» Brief
Which lines contain the string "governing"? Please list every one of them.

» Data excerpts
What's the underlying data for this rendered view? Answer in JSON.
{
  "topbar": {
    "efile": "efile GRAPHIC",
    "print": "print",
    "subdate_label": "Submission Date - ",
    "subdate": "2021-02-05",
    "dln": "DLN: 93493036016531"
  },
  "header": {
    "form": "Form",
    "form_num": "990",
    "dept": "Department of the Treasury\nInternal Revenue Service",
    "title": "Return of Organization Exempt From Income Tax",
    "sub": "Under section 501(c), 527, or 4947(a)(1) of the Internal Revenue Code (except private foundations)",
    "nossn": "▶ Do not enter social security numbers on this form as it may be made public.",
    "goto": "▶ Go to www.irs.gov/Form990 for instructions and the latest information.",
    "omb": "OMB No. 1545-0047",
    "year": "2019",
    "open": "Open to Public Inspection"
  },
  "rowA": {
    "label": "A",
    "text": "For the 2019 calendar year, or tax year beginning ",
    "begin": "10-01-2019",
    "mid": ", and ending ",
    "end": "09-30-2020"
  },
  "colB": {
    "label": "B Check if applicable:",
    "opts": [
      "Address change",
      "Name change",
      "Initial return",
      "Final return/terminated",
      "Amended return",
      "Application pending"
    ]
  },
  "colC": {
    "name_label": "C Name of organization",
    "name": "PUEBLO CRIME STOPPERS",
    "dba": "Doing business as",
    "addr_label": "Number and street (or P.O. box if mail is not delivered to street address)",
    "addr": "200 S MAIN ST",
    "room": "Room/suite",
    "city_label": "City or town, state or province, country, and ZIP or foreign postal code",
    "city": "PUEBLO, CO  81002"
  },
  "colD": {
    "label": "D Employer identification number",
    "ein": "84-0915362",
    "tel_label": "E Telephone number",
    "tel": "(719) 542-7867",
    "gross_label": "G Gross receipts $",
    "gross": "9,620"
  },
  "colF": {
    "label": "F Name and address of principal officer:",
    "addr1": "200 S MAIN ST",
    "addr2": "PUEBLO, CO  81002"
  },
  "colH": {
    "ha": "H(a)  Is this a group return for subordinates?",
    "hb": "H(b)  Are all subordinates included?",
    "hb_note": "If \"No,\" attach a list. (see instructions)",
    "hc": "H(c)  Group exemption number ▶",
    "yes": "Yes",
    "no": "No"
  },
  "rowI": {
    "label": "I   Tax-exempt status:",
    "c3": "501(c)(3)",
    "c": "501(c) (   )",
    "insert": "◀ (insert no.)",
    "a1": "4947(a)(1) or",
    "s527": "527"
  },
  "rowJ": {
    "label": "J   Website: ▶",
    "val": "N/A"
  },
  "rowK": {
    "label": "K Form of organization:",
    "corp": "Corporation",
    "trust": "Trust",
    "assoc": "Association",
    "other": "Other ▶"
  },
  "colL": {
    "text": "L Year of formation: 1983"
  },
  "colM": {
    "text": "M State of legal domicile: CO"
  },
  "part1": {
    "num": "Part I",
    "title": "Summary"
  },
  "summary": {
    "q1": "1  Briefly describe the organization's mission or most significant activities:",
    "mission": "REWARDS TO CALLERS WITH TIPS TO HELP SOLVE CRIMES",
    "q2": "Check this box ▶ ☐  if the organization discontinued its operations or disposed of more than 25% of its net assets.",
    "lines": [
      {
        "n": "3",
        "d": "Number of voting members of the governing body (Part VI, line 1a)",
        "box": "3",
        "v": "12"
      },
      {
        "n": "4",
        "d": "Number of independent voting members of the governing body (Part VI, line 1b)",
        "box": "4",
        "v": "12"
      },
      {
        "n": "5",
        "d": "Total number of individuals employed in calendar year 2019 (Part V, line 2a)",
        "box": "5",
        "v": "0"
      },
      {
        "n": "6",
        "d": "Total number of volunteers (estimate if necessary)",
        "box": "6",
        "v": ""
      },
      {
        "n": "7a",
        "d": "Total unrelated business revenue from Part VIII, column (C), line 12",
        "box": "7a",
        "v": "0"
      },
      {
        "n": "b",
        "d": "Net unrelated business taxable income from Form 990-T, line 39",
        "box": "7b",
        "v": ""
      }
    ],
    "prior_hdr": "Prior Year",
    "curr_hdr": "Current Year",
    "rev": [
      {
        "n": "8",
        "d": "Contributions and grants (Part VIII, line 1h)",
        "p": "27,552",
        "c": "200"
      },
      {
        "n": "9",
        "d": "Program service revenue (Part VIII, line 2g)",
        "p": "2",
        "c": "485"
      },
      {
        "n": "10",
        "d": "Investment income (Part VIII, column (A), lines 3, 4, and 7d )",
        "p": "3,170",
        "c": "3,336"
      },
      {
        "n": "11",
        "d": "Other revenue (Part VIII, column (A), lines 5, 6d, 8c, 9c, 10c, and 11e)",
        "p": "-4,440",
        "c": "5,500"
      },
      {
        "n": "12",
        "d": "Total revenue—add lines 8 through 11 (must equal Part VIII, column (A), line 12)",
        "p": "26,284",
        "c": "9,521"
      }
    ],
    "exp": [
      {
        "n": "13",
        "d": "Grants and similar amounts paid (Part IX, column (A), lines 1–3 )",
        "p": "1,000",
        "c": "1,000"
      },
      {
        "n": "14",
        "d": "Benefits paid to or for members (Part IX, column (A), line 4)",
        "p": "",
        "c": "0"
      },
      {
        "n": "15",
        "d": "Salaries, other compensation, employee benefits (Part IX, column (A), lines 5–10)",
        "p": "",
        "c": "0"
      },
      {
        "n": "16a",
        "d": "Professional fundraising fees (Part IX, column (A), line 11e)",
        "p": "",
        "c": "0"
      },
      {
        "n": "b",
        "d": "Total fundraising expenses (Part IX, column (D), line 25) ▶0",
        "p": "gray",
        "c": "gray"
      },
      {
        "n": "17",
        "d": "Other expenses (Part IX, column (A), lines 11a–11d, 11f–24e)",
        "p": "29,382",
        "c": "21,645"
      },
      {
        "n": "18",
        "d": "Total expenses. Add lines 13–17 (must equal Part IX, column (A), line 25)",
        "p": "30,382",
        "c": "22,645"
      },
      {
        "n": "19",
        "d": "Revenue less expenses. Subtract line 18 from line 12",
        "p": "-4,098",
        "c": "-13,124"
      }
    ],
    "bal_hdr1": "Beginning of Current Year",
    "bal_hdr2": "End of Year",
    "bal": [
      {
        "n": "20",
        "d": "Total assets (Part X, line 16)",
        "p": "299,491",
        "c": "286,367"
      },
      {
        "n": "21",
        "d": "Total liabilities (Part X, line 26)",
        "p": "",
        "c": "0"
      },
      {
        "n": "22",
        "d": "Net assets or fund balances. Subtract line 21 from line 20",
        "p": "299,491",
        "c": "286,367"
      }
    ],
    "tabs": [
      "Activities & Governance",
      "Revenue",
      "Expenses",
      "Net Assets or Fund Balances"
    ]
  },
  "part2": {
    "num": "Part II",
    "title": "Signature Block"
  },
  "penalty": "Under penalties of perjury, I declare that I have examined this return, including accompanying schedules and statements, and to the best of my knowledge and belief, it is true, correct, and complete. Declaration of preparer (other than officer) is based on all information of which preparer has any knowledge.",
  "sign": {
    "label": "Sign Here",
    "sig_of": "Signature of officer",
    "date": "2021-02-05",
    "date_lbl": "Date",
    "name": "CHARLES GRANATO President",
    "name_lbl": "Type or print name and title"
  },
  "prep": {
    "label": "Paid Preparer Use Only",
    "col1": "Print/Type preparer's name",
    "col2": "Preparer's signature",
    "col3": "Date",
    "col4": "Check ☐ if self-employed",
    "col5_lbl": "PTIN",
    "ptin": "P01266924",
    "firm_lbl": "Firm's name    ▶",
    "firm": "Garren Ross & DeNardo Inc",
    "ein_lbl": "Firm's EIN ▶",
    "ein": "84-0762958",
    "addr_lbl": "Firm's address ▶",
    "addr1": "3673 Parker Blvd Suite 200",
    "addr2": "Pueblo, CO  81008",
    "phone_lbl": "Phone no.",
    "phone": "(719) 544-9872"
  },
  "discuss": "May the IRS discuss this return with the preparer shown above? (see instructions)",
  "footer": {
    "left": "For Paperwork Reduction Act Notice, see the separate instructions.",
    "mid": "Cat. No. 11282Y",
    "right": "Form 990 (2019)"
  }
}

» Reply
        "d": "Number of voting members of the governing body (Part VI, line 1a)",
        "d": "Number of independent voting members of the governing body (Part VI, line 1b)",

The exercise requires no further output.